Description of the task →
Each entry here needs to be set down again exactly, please; pictures are left out.

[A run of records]

============================================================

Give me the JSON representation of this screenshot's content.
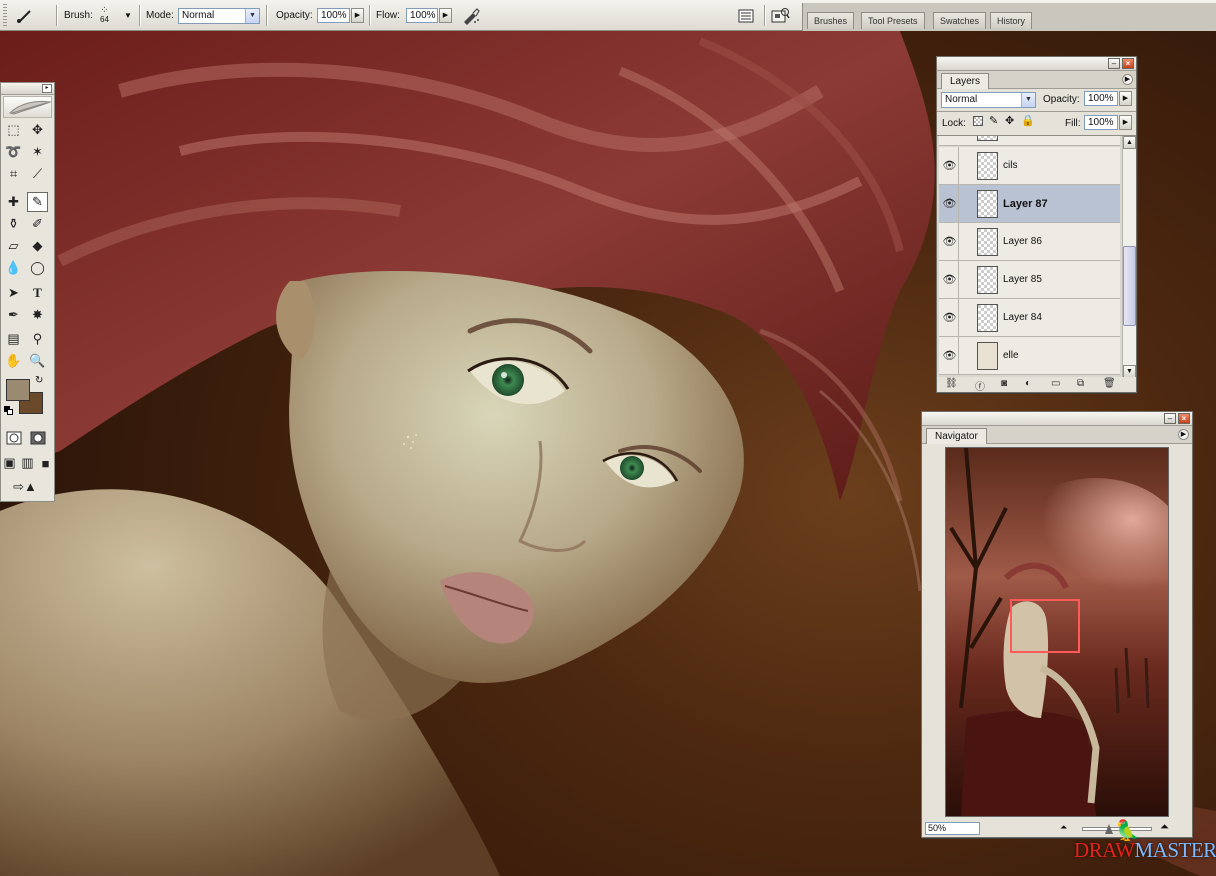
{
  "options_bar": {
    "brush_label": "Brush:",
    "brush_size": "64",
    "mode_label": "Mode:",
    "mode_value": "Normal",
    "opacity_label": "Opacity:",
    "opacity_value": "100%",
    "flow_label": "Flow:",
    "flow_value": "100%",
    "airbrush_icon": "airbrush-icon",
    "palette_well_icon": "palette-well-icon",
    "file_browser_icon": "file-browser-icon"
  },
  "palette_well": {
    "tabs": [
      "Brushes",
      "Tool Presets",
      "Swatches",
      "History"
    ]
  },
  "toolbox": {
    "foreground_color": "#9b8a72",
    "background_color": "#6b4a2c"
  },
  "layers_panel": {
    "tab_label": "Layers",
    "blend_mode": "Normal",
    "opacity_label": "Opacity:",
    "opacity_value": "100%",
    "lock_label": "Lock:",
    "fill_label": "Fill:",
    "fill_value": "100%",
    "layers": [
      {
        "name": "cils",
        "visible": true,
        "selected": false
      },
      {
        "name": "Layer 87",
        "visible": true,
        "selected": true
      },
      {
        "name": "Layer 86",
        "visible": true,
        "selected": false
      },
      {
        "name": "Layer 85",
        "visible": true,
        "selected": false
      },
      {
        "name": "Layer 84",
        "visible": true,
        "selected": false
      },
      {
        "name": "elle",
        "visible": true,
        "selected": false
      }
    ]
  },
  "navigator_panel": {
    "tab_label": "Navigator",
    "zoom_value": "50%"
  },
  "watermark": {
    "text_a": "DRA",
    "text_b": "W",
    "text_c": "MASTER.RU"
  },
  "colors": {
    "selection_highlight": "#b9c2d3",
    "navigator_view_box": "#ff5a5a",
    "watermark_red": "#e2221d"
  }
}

============================================================

Written solution →
Give me the JSON representation of this screenshot's content.
{
  "options_bar": {
    "brush_label": "Brush:",
    "brush_size": "64",
    "mode_label": "Mode:",
    "mode_value": "Normal",
    "opacity_label": "Opacity:",
    "opacity_value": "100%",
    "flow_label": "Flow:",
    "flow_value": "100%",
    "airbrush_icon": "airbrush-icon",
    "palette_well_icon": "palette-well-icon",
    "file_browser_icon": "file-browser-icon"
  },
  "palette_well": {
    "tabs": [
      "Brushes",
      "Tool Presets",
      "Swatches",
      "History"
    ]
  },
  "toolbox": {
    "foreground_color": "#9b8a72",
    "background_color": "#6b4a2c"
  },
  "layers_panel": {
    "tab_label": "Layers",
    "blend_mode": "Normal",
    "opacity_label": "Opacity:",
    "opacity_value": "100%",
    "lock_label": "Lock:",
    "fill_label": "Fill:",
    "fill_value": "100%",
    "layers": [
      {
        "name": "cils",
        "visible": true,
        "selected": false
      },
      {
        "name": "Layer 87",
        "visible": true,
        "selected": true
      },
      {
        "name": "Layer 86",
        "visible": true,
        "selected": false
      },
      {
        "name": "Layer 85",
        "visible": true,
        "selected": false
      },
      {
        "name": "Layer 84",
        "visible": true,
        "selected": false
      },
      {
        "name": "elle",
        "visible": true,
        "selected": false
      }
    ]
  },
  "navigator_panel": {
    "tab_label": "Navigator",
    "zoom_value": "50%"
  },
  "watermark": {
    "text_a": "DRA",
    "text_b": "W",
    "text_c": "MASTER.RU"
  },
  "colors": {
    "selection_highlight": "#b9c2d3",
    "navigator_view_box": "#ff5a5a",
    "watermark_red": "#e2221d"
  }
}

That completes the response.